* [Task material]:
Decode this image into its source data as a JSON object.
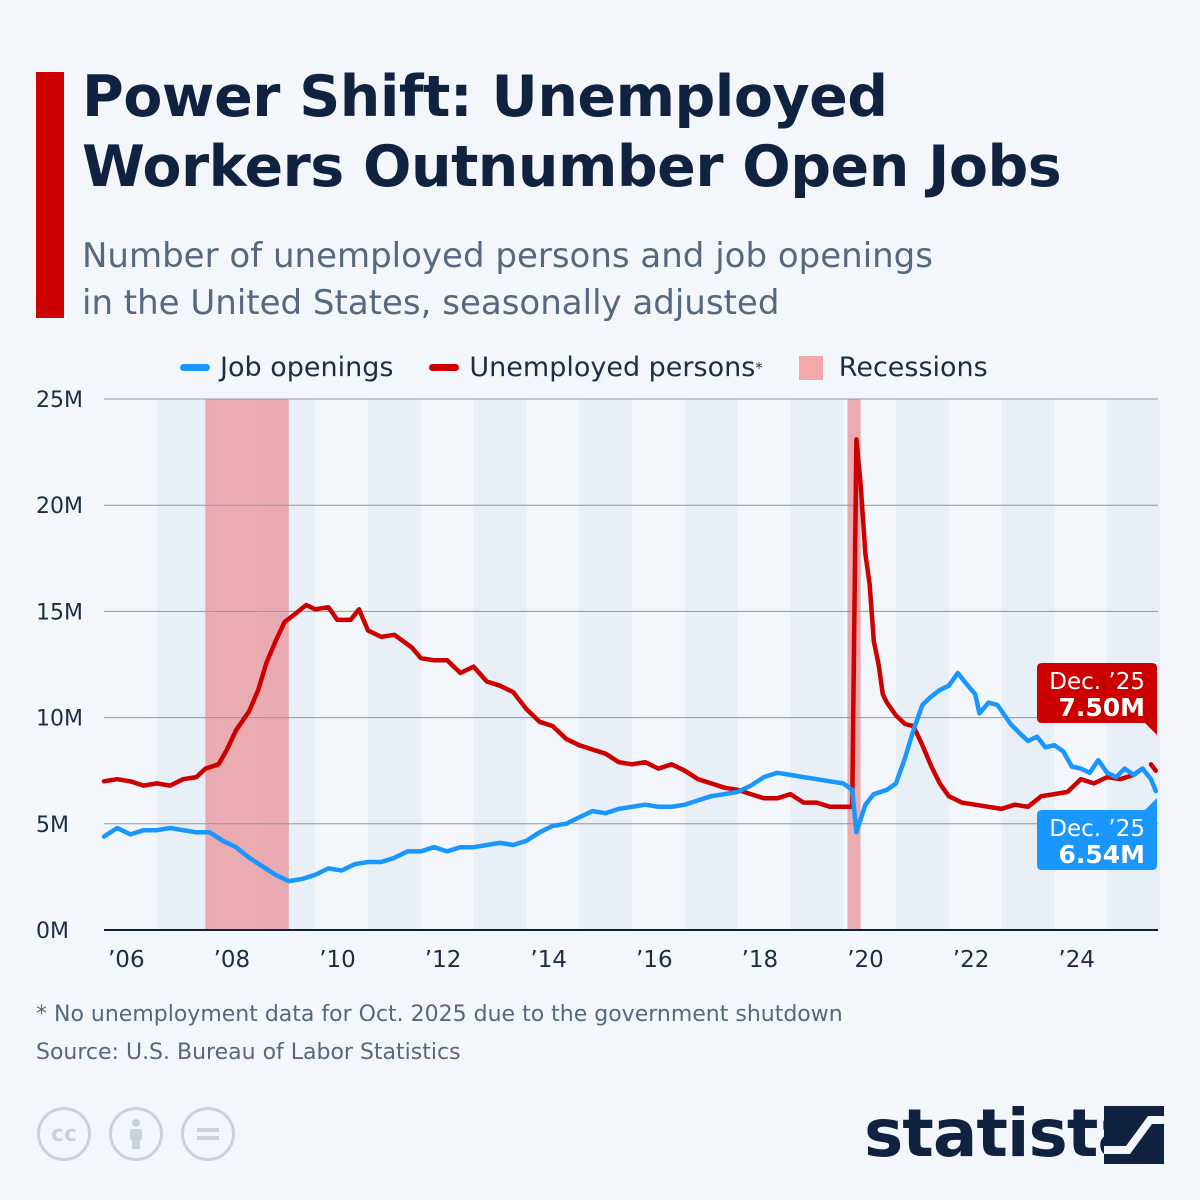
{
  "header": {
    "title_line1": "Power Shift: Unemployed",
    "title_line2": "Workers Outnumber Open Jobs",
    "subtitle_line1": "Number of unemployed persons and job openings",
    "subtitle_line2": "in the United States, seasonally adjusted"
  },
  "footer": {
    "note": "* No unemployment data for Oct. 2025 due to the government shutdown",
    "source": "Source: U.S. Bureau of Labor Statistics",
    "brand": "statista"
  },
  "chart_data": {
    "type": "line",
    "title": "Power Shift: Unemployed Workers Outnumber Open Jobs",
    "xlabel": "",
    "ylabel": "",
    "xlim": [
      2006.0,
      2026.0
    ],
    "ylim": [
      0,
      25
    ],
    "yticks": [
      {
        "v": 0,
        "label": "0M"
      },
      {
        "v": 5,
        "label": "5M"
      },
      {
        "v": 10,
        "label": "10M"
      },
      {
        "v": 15,
        "label": "15M"
      },
      {
        "v": 20,
        "label": "20M"
      },
      {
        "v": 25,
        "label": "25M"
      }
    ],
    "xticks": [
      {
        "v": 2006,
        "label": "’06"
      },
      {
        "v": 2008,
        "label": "’08"
      },
      {
        "v": 2010,
        "label": "’10"
      },
      {
        "v": 2012,
        "label": "’12"
      },
      {
        "v": 2014,
        "label": "’14"
      },
      {
        "v": 2016,
        "label": "’16"
      },
      {
        "v": 2018,
        "label": "’18"
      },
      {
        "v": 2020,
        "label": "’20"
      },
      {
        "v": 2022,
        "label": "’22"
      },
      {
        "v": 2024,
        "label": "’24"
      }
    ],
    "grid": true,
    "legend_position": "top",
    "legend": [
      {
        "label": "Job openings",
        "color": "#1a96ff"
      },
      {
        "label": "Unemployed persons",
        "sup": "*",
        "color": "#cc0000"
      },
      {
        "label": "Recessions",
        "color": "#f4a8a8"
      }
    ],
    "recessions": [
      [
        2007.92,
        2009.5
      ],
      [
        2020.08,
        2020.33
      ]
    ],
    "series": [
      {
        "name": "Unemployed persons",
        "color": "#cc0000",
        "points": [
          [
            2006.0,
            7.0
          ],
          [
            2006.25,
            7.1
          ],
          [
            2006.5,
            7.0
          ],
          [
            2006.75,
            6.8
          ],
          [
            2007.0,
            6.9
          ],
          [
            2007.25,
            6.8
          ],
          [
            2007.5,
            7.1
          ],
          [
            2007.75,
            7.2
          ],
          [
            2007.92,
            7.6
          ],
          [
            2008.17,
            7.8
          ],
          [
            2008.33,
            8.5
          ],
          [
            2008.5,
            9.4
          ],
          [
            2008.75,
            10.3
          ],
          [
            2008.92,
            11.3
          ],
          [
            2009.08,
            12.6
          ],
          [
            2009.25,
            13.6
          ],
          [
            2009.42,
            14.5
          ],
          [
            2009.58,
            14.8
          ],
          [
            2009.83,
            15.3
          ],
          [
            2010.0,
            15.1
          ],
          [
            2010.25,
            15.2
          ],
          [
            2010.42,
            14.6
          ],
          [
            2010.67,
            14.6
          ],
          [
            2010.83,
            15.1
          ],
          [
            2011.0,
            14.1
          ],
          [
            2011.25,
            13.8
          ],
          [
            2011.5,
            13.9
          ],
          [
            2011.83,
            13.3
          ],
          [
            2012.0,
            12.8
          ],
          [
            2012.25,
            12.7
          ],
          [
            2012.5,
            12.7
          ],
          [
            2012.75,
            12.1
          ],
          [
            2013.0,
            12.4
          ],
          [
            2013.25,
            11.7
          ],
          [
            2013.5,
            11.5
          ],
          [
            2013.75,
            11.2
          ],
          [
            2014.0,
            10.4
          ],
          [
            2014.25,
            9.8
          ],
          [
            2014.5,
            9.6
          ],
          [
            2014.75,
            9.0
          ],
          [
            2015.0,
            8.7
          ],
          [
            2015.25,
            8.5
          ],
          [
            2015.5,
            8.3
          ],
          [
            2015.75,
            7.9
          ],
          [
            2016.0,
            7.8
          ],
          [
            2016.25,
            7.9
          ],
          [
            2016.5,
            7.6
          ],
          [
            2016.75,
            7.8
          ],
          [
            2017.0,
            7.5
          ],
          [
            2017.25,
            7.1
          ],
          [
            2017.5,
            6.9
          ],
          [
            2017.75,
            6.7
          ],
          [
            2018.0,
            6.6
          ],
          [
            2018.25,
            6.4
          ],
          [
            2018.5,
            6.2
          ],
          [
            2018.75,
            6.2
          ],
          [
            2019.0,
            6.4
          ],
          [
            2019.25,
            6.0
          ],
          [
            2019.5,
            6.0
          ],
          [
            2019.75,
            5.8
          ],
          [
            2020.0,
            5.8
          ],
          [
            2020.17,
            5.8
          ],
          [
            2020.25,
            23.1
          ],
          [
            2020.33,
            21.0
          ],
          [
            2020.42,
            17.7
          ],
          [
            2020.5,
            16.3
          ],
          [
            2020.58,
            13.6
          ],
          [
            2020.67,
            12.5
          ],
          [
            2020.75,
            11.1
          ],
          [
            2020.83,
            10.7
          ],
          [
            2021.0,
            10.1
          ],
          [
            2021.17,
            9.7
          ],
          [
            2021.33,
            9.6
          ],
          [
            2021.5,
            8.7
          ],
          [
            2021.67,
            7.7
          ],
          [
            2021.83,
            6.9
          ],
          [
            2022.0,
            6.3
          ],
          [
            2022.25,
            6.0
          ],
          [
            2022.5,
            5.9
          ],
          [
            2022.75,
            5.8
          ],
          [
            2023.0,
            5.7
          ],
          [
            2023.25,
            5.9
          ],
          [
            2023.5,
            5.8
          ],
          [
            2023.75,
            6.3
          ],
          [
            2024.0,
            6.4
          ],
          [
            2024.25,
            6.5
          ],
          [
            2024.5,
            7.1
          ],
          [
            2024.75,
            6.9
          ],
          [
            2025.0,
            7.2
          ],
          [
            2025.25,
            7.1
          ],
          [
            2025.5,
            7.3
          ],
          [
            2025.67,
            7.6
          ],
          null,
          [
            2025.83,
            7.8
          ],
          [
            2025.92,
            7.5
          ]
        ]
      },
      {
        "name": "Job openings",
        "color": "#1a96ff",
        "points": [
          [
            2006.0,
            4.4
          ],
          [
            2006.25,
            4.8
          ],
          [
            2006.5,
            4.5
          ],
          [
            2006.75,
            4.7
          ],
          [
            2007.0,
            4.7
          ],
          [
            2007.25,
            4.8
          ],
          [
            2007.5,
            4.7
          ],
          [
            2007.75,
            4.6
          ],
          [
            2008.0,
            4.6
          ],
          [
            2008.25,
            4.2
          ],
          [
            2008.5,
            3.9
          ],
          [
            2008.75,
            3.4
          ],
          [
            2009.0,
            3.0
          ],
          [
            2009.25,
            2.6
          ],
          [
            2009.5,
            2.3
          ],
          [
            2009.75,
            2.4
          ],
          [
            2010.0,
            2.6
          ],
          [
            2010.25,
            2.9
          ],
          [
            2010.5,
            2.8
          ],
          [
            2010.75,
            3.1
          ],
          [
            2011.0,
            3.2
          ],
          [
            2011.25,
            3.2
          ],
          [
            2011.5,
            3.4
          ],
          [
            2011.75,
            3.7
          ],
          [
            2012.0,
            3.7
          ],
          [
            2012.25,
            3.9
          ],
          [
            2012.5,
            3.7
          ],
          [
            2012.75,
            3.9
          ],
          [
            2013.0,
            3.9
          ],
          [
            2013.25,
            4.0
          ],
          [
            2013.5,
            4.1
          ],
          [
            2013.75,
            4.0
          ],
          [
            2014.0,
            4.2
          ],
          [
            2014.25,
            4.6
          ],
          [
            2014.5,
            4.9
          ],
          [
            2014.75,
            5.0
          ],
          [
            2015.0,
            5.3
          ],
          [
            2015.25,
            5.6
          ],
          [
            2015.5,
            5.5
          ],
          [
            2015.75,
            5.7
          ],
          [
            2016.0,
            5.8
          ],
          [
            2016.25,
            5.9
          ],
          [
            2016.5,
            5.8
          ],
          [
            2016.75,
            5.8
          ],
          [
            2017.0,
            5.9
          ],
          [
            2017.25,
            6.1
          ],
          [
            2017.5,
            6.3
          ],
          [
            2017.75,
            6.4
          ],
          [
            2018.0,
            6.5
          ],
          [
            2018.25,
            6.8
          ],
          [
            2018.5,
            7.2
          ],
          [
            2018.75,
            7.4
          ],
          [
            2019.0,
            7.3
          ],
          [
            2019.25,
            7.2
          ],
          [
            2019.5,
            7.1
          ],
          [
            2019.75,
            7.0
          ],
          [
            2020.0,
            6.9
          ],
          [
            2020.17,
            6.6
          ],
          [
            2020.25,
            4.6
          ],
          [
            2020.42,
            5.9
          ],
          [
            2020.58,
            6.4
          ],
          [
            2020.83,
            6.6
          ],
          [
            2021.0,
            6.9
          ],
          [
            2021.17,
            8.1
          ],
          [
            2021.33,
            9.4
          ],
          [
            2021.5,
            10.6
          ],
          [
            2021.67,
            11.0
          ],
          [
            2021.83,
            11.3
          ],
          [
            2022.0,
            11.5
          ],
          [
            2022.17,
            12.1
          ],
          [
            2022.33,
            11.6
          ],
          [
            2022.5,
            11.1
          ],
          [
            2022.58,
            10.2
          ],
          [
            2022.75,
            10.7
          ],
          [
            2022.92,
            10.6
          ],
          [
            2023.17,
            9.7
          ],
          [
            2023.33,
            9.3
          ],
          [
            2023.5,
            8.9
          ],
          [
            2023.67,
            9.1
          ],
          [
            2023.83,
            8.6
          ],
          [
            2024.0,
            8.7
          ],
          [
            2024.17,
            8.4
          ],
          [
            2024.33,
            7.7
          ],
          [
            2024.5,
            7.6
          ],
          [
            2024.67,
            7.4
          ],
          [
            2024.83,
            8.0
          ],
          [
            2025.0,
            7.4
          ],
          [
            2025.17,
            7.2
          ],
          [
            2025.33,
            7.6
          ],
          [
            2025.5,
            7.3
          ],
          [
            2025.67,
            7.6
          ],
          [
            2025.83,
            7.1
          ],
          [
            2025.92,
            6.54
          ]
        ]
      }
    ],
    "annotations": [
      {
        "series": "Unemployed persons",
        "date": "Dec. ’25",
        "value": "7.50M",
        "color": "#cc0000"
      },
      {
        "series": "Job openings",
        "date": "Dec. ’25",
        "value": "6.54M",
        "color": "#1a96ff"
      }
    ]
  }
}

* [Directive]:
Check each line of the data above for the word "persons", then state how many lines have it. Give the number alone.

* [The reply]:
4